### Task brief
Extract the full listing below without altering a single character.
BEGIN Supplied data
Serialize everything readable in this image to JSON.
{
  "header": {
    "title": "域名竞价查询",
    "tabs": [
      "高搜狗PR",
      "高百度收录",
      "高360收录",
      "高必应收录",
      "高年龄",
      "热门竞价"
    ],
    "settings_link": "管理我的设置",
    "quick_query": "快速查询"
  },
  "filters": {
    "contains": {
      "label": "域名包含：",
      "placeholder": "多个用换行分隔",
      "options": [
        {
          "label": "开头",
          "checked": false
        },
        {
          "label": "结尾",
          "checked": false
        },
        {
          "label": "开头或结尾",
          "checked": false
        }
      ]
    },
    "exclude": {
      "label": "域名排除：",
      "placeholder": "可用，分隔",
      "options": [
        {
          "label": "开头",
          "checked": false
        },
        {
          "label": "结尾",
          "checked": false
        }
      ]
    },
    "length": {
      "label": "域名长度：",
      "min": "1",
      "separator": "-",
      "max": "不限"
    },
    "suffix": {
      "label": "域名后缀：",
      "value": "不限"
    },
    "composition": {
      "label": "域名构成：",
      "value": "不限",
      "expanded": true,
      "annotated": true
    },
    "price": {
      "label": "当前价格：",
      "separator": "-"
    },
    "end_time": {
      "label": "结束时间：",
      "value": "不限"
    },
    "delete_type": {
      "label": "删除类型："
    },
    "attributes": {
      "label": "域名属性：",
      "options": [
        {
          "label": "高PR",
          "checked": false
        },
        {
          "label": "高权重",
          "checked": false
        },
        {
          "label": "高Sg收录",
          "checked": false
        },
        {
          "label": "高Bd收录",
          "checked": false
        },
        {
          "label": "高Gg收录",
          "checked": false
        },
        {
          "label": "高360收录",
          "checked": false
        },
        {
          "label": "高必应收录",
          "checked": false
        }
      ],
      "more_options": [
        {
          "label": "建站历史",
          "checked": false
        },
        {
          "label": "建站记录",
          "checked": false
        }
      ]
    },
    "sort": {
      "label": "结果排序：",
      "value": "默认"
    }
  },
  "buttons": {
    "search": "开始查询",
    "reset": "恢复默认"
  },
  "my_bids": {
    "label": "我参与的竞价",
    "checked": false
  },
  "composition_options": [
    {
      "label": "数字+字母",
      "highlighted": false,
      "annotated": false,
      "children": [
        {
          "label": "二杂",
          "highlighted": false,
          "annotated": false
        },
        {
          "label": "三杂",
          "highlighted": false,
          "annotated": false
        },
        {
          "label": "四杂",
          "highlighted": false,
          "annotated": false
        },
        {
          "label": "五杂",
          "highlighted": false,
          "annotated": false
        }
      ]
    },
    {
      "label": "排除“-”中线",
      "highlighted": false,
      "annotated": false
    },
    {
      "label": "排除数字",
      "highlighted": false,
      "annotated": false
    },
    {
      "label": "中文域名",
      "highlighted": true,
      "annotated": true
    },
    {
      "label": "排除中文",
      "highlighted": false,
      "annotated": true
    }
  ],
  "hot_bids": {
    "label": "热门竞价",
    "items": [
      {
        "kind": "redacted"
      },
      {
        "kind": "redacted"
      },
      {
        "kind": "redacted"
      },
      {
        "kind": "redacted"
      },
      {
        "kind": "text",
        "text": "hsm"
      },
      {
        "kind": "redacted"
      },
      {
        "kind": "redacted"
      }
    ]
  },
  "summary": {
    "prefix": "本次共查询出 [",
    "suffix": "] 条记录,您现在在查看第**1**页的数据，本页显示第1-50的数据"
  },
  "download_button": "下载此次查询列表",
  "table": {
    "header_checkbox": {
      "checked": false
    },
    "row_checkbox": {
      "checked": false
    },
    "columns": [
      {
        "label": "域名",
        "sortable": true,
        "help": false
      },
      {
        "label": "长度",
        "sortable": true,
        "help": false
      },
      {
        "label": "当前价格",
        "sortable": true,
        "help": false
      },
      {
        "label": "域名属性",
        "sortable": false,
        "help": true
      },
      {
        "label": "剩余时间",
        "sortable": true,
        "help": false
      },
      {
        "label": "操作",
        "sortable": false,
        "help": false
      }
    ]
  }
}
END Supplied data
### Exercise output
Serialize everything readable in this image to JSON.
{
  "header": {
    "title": "域名竞价查询",
    "tabs": [
      "高搜狗PR",
      "高百度收录",
      "高360收录",
      "高必应收录",
      "高年龄",
      "热门竞价"
    ],
    "settings_link": "管理我的设置",
    "quick_query": "快速查询"
  },
  "filters": {
    "contains": {
      "label": "域名包含：",
      "placeholder": "多个用换行分隔",
      "options": [
        {
          "label": "开头",
          "checked": false
        },
        {
          "label": "结尾",
          "checked": false
        },
        {
          "label": "开头或结尾",
          "checked": false
        }
      ]
    },
    "exclude": {
      "label": "域名排除：",
      "placeholder": "可用，分隔",
      "options": [
        {
          "label": "开头",
          "checked": false
        },
        {
          "label": "结尾",
          "checked": false
        }
      ]
    },
    "length": {
      "label": "域名长度：",
      "min": "1",
      "separator": "-",
      "max": "不限"
    },
    "suffix": {
      "label": "域名后缀：",
      "value": "不限"
    },
    "composition": {
      "label": "域名构成：",
      "value": "不限",
      "expanded": true,
      "annotated": true
    },
    "price": {
      "label": "当前价格：",
      "separator": "-"
    },
    "end_time": {
      "label": "结束时间：",
      "value": "不限"
    },
    "delete_type": {
      "label": "删除类型："
    },
    "attributes": {
      "label": "域名属性：",
      "options": [
        {
          "label": "高PR",
          "checked": false
        },
        {
          "label": "高权重",
          "checked": false
        },
        {
          "label": "高Sg收录",
          "checked": false
        },
        {
          "label": "高Bd收录",
          "checked": false
        },
        {
          "label": "高Gg收录",
          "checked": false
        },
        {
          "label": "高360收录",
          "checked": false
        },
        {
          "label": "高必应收录",
          "checked": false
        }
      ],
      "more_options": [
        {
          "label": "建站历史",
          "checked": false
        },
        {
          "label": "建站记录",
          "checked": false
        }
      ]
    },
    "sort": {
      "label": "结果排序：",
      "value": "默认"
    }
  },
  "buttons": {
    "search": "开始查询",
    "reset": "恢复默认"
  },
  "my_bids": {
    "label": "我参与的竞价",
    "checked": false
  },
  "composition_options": [
    {
      "label": "数字+字母",
      "highlighted": false,
      "annotated": false,
      "children": [
        {
          "label": "二杂",
          "highlighted": false,
          "annotated": false
        },
        {
          "label": "三杂",
          "highlighted": false,
          "annotated": false
        },
        {
          "label": "四杂",
          "highlighted": false,
          "annotated": false
        },
        {
          "label": "五杂",
          "highlighted": false,
          "annotated": false
        }
      ]
    },
    {
      "label": "排除“-”中线",
      "highlighted": false,
      "annotated": false
    },
    {
      "label": "排除数字",
      "highlighted": false,
      "annotated": false
    },
    {
      "label": "中文域名",
      "highlighted": true,
      "annotated": true
    },
    {
      "label": "排除中文",
      "highlighted": false,
      "annotated": true
    }
  ],
  "hot_bids": {
    "label": "热门竞价",
    "items": [
      {
        "kind": "redacted"
      },
      {
        "kind": "redacted"
      },
      {
        "kind": "redacted"
      },
      {
        "kind": "redacted"
      },
      {
        "kind": "text",
        "text": "hsm"
      },
      {
        "kind": "redacted"
      },
      {
        "kind": "redacted"
      }
    ]
  },
  "summary": {
    "prefix": "本次共查询出 [",
    "suffix": "] 条记录,您现在在查看第**1**页的数据，本页显示第1-50的数据"
  },
  "download_button": "下载此次查询列表",
  "table": {
    "header_checkbox": {
      "checked": false
    },
    "row_checkbox": {
      "checked": false
    },
    "columns": [
      {
        "label": "域名",
        "sortable": true,
        "help": false
      },
      {
        "label": "长度",
        "sortable": true,
        "help": false
      },
      {
        "label": "当前价格",
        "sortable": true,
        "help": false
      },
      {
        "label": "域名属性",
        "sortable": false,
        "help": true
      },
      {
        "label": "剩余时间",
        "sortable": true,
        "help": false
      },
      {
        "label": "操作",
        "sortable": false,
        "help": false
      }
    ]
  }
}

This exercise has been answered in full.